WHAT YOU ARE ASKED TO DO: Revise the stretch of the George Dickel history from "In 1933, national" through "Straight Bourbon Whisky.", changing "marketed" to "sold".

SELECTED EXTRACT:
###

Five whiskies are produced under the George Dickel brand:
George Dickel was born in 1818. He founded a retail business in Nashville, Tennessee, in the 1850s. The Cascade Tennessee Whisky brand was first produced in 1870. The Cascade Hollow distillery was founded in 1877 by John F. Brown and F. E. Cunningham. George Dickel bought a controlling interest in the distillery in 1884. He also bought the exclusive rights to bottle and sell the whiskey. Dickel withdrew from daily operations of the distillery in 1888 and died in 1894.
After Dickel's death, his share in the company was willed to his wife, Augusta, along with the advice to sell out. Augusta opted instead to retain her share of the company until the time of her death in 1916, when George's brother-in-law and long-time business partner V. E. Shwab took over full control of the distillery. Tennessee prohibition forced distilling operations to move to Kentucky in 1910. National prohibition forced them to shut down altogether.
In 1933, national prohibition was repealed. Shwab had died in 1924, and in 1937 his family sold the Cascade trademark to the Schenley Distilling Company. In the 1940s and 1950s, Schenley's product, produced at the OFC Distillery in Frankfort, Kentucky, was marketed as Geo. A. Dickel's Cascade Kentucky Straight Bourbon Whisky.

###

[Document structure recognition data]
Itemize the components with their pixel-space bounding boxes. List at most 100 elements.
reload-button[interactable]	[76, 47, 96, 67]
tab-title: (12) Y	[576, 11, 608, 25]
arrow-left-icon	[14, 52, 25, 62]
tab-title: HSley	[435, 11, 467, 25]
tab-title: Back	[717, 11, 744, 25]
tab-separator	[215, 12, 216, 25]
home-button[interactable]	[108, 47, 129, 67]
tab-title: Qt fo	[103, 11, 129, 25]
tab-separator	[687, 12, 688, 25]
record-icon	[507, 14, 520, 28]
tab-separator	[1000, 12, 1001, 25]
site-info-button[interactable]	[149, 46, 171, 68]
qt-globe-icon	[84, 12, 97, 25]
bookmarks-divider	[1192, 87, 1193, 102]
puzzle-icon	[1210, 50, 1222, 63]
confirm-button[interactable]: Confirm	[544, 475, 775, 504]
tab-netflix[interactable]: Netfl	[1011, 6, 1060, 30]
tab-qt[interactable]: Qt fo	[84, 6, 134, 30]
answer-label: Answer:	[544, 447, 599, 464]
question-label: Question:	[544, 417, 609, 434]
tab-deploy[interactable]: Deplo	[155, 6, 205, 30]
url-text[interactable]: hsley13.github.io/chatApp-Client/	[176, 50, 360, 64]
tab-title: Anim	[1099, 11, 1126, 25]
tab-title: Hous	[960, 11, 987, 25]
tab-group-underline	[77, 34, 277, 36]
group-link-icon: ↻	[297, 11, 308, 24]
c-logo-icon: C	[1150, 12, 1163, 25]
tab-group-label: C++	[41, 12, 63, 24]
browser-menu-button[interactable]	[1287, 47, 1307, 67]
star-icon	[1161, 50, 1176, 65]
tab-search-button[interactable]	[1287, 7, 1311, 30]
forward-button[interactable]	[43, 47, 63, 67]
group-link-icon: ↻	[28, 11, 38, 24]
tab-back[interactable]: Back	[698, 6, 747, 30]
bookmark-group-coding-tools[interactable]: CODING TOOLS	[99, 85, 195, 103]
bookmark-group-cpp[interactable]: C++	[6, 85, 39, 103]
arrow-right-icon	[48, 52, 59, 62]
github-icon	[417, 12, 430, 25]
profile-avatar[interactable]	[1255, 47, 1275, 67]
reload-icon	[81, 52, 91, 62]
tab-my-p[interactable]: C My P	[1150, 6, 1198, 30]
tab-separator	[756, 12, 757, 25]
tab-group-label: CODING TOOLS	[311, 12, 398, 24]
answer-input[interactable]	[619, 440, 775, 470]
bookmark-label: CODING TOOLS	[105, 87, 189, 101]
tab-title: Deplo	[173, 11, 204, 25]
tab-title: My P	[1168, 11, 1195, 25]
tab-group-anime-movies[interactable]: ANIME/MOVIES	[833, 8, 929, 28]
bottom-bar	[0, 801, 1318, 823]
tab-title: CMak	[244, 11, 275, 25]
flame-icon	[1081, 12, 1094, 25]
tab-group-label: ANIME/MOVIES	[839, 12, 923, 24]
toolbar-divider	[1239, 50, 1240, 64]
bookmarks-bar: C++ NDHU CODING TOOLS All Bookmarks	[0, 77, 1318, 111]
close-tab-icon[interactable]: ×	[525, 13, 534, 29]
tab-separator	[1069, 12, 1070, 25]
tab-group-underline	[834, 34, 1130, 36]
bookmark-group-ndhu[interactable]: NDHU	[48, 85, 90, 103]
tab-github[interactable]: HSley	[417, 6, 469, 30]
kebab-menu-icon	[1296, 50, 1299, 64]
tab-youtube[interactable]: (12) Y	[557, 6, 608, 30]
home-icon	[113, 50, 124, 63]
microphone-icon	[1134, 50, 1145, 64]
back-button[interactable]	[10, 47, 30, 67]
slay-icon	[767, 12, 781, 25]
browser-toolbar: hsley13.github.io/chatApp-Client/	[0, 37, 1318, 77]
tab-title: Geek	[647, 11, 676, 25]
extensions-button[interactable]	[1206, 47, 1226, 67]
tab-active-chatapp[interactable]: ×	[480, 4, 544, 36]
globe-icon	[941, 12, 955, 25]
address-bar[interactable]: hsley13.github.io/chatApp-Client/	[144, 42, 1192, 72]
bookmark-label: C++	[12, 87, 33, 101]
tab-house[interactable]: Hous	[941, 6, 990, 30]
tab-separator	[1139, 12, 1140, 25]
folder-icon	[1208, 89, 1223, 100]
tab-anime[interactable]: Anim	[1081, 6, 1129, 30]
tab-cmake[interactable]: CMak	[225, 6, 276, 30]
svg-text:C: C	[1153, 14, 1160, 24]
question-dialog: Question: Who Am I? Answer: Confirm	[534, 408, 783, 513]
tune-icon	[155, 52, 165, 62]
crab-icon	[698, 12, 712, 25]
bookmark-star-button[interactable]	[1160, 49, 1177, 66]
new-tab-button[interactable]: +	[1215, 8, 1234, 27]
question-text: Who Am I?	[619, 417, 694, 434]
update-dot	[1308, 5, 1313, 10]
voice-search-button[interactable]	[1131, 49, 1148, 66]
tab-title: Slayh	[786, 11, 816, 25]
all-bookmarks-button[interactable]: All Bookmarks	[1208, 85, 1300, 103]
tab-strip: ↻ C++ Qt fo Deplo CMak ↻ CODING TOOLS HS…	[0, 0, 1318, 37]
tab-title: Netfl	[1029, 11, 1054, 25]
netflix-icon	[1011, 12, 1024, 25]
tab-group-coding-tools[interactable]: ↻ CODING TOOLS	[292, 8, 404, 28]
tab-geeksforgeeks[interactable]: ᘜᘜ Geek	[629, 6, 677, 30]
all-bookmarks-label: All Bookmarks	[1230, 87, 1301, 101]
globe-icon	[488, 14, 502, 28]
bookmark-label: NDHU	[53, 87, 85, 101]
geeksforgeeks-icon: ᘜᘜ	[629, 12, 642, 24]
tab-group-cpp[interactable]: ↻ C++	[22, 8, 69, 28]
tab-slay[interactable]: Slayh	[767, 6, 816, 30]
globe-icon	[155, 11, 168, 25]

###

ANSWER AREA:
In 1933, national prohibition was repealed. Shwab had died in 1924, and in 1937 his family sold the Cascade trademark to the Schenley Distilling Company. In the 1940s and 1950s, Schenley's product, produced at the OFC Distillery in Frankfort, Kentucky, was sold as Geo. A. Dickel's Cascade Kentucky Straight Bourbon Whisky.